Given problem:
Reproduce every line in the listing that contains the word "icon".

[Entries taken from a collection]
- - - - -

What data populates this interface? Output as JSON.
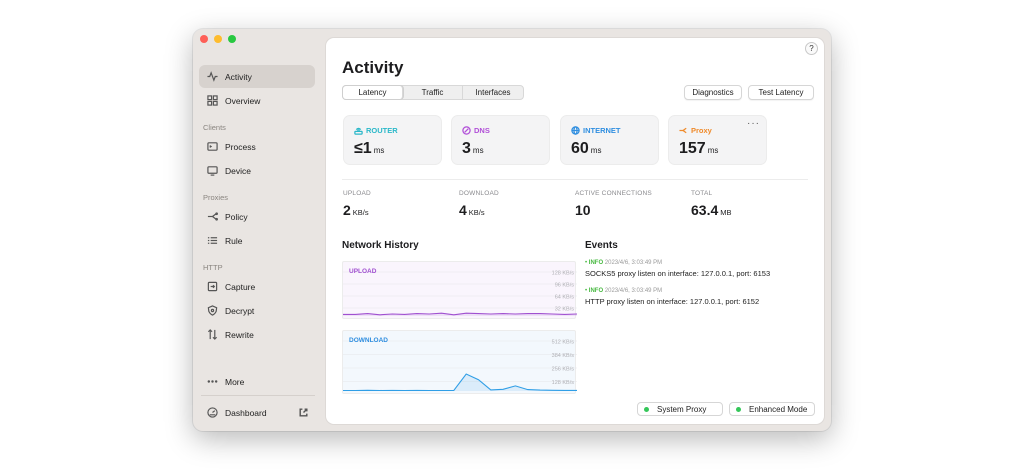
{
  "sidebar": {
    "items": [
      {
        "label": "Activity",
        "icon": "activity-icon"
      },
      {
        "label": "Overview",
        "icon": "grid-icon"
      },
      {
        "label": "Process",
        "icon": "terminal-icon"
      },
      {
        "label": "Device",
        "icon": "monitor-icon"
      },
      {
        "label": "Policy",
        "icon": "branch-icon"
      },
      {
        "label": "Rule",
        "icon": "list-icon"
      },
      {
        "label": "Capture",
        "icon": "capture-icon"
      },
      {
        "label": "Decrypt",
        "icon": "shield-icon"
      },
      {
        "label": "Rewrite",
        "icon": "rewrite-icon"
      },
      {
        "label": "More",
        "icon": "ellipsis-icon"
      },
      {
        "label": "Dashboard",
        "icon": "gauge-icon"
      }
    ],
    "sections": [
      "Clients",
      "Proxies",
      "HTTP"
    ]
  },
  "main": {
    "help_label": "?",
    "title": "Activity",
    "tabs": [
      "Latency",
      "Traffic",
      "Interfaces"
    ],
    "buttons": {
      "diagnostics": "Diagnostics",
      "test_latency": "Test Latency"
    },
    "cards": [
      {
        "label": "ROUTER",
        "value": "≤1",
        "unit": "ms",
        "color": "#2ab8c9"
      },
      {
        "label": "DNS",
        "value": "3",
        "unit": "ms",
        "color": "#b14fd8"
      },
      {
        "label": "INTERNET",
        "value": "60",
        "unit": "ms",
        "color": "#2f8ee0"
      },
      {
        "label": "Proxy",
        "value": "157",
        "unit": "ms",
        "color": "#ef8a2a",
        "more": "···"
      }
    ],
    "stats": [
      {
        "label": "UPLOAD",
        "value": "2",
        "unit": "KB/s"
      },
      {
        "label": "DOWNLOAD",
        "value": "4",
        "unit": "KB/s"
      },
      {
        "label": "ACTIVE CONNECTIONS",
        "value": "10",
        "unit": ""
      },
      {
        "label": "TOTAL",
        "value": "63.4",
        "unit": "MB"
      }
    ],
    "network_history": {
      "title": "Network History",
      "upload": {
        "label": "UPLOAD",
        "color": "#a050d0",
        "ticks": [
          "128 KB/s",
          "96 KB/s",
          "64 KB/s",
          "32 KB/s"
        ],
        "max": 128,
        "values": [
          4,
          4,
          6,
          3,
          5,
          4,
          6,
          5,
          7,
          3,
          7,
          6,
          5,
          6,
          5,
          6,
          6,
          5,
          4,
          5
        ]
      },
      "download": {
        "label": "DOWNLOAD",
        "color": "#2f9ee6",
        "ticks": [
          "512 KB/s",
          "384 KB/s",
          "256 KB/s",
          "128 KB/s"
        ],
        "max": 512,
        "values": [
          4,
          4,
          6,
          4,
          5,
          4,
          5,
          4,
          4,
          4,
          150,
          100,
          10,
          15,
          45,
          12,
          8,
          6,
          5,
          5
        ]
      }
    },
    "events": {
      "title": "Events",
      "items": [
        {
          "level": "INFO",
          "time": "2023/4/6, 3:03:49 PM",
          "message": "SOCKS5 proxy listen on interface: 127.0.0.1, port: 6153"
        },
        {
          "level": "INFO",
          "time": "2023/4/6, 3:03:49 PM",
          "message": "HTTP proxy listen on interface: 127.0.0.1, port: 6152"
        }
      ]
    },
    "toggles": {
      "system_proxy": "System Proxy",
      "enhanced_mode": "Enhanced Mode"
    }
  }
}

- - - - -

Response below:
        "icon": "activity-icon"
        "icon": "grid-icon"
        "icon": "terminal-icon"
        "icon": "monitor-icon"
        "icon": "branch-icon"
        "icon": "list-icon"
        "icon": "capture-icon"
        "icon": "shield-icon"
        "icon": "rewrite-icon"
        "icon": "ellipsis-icon"
        "icon": "gauge-icon"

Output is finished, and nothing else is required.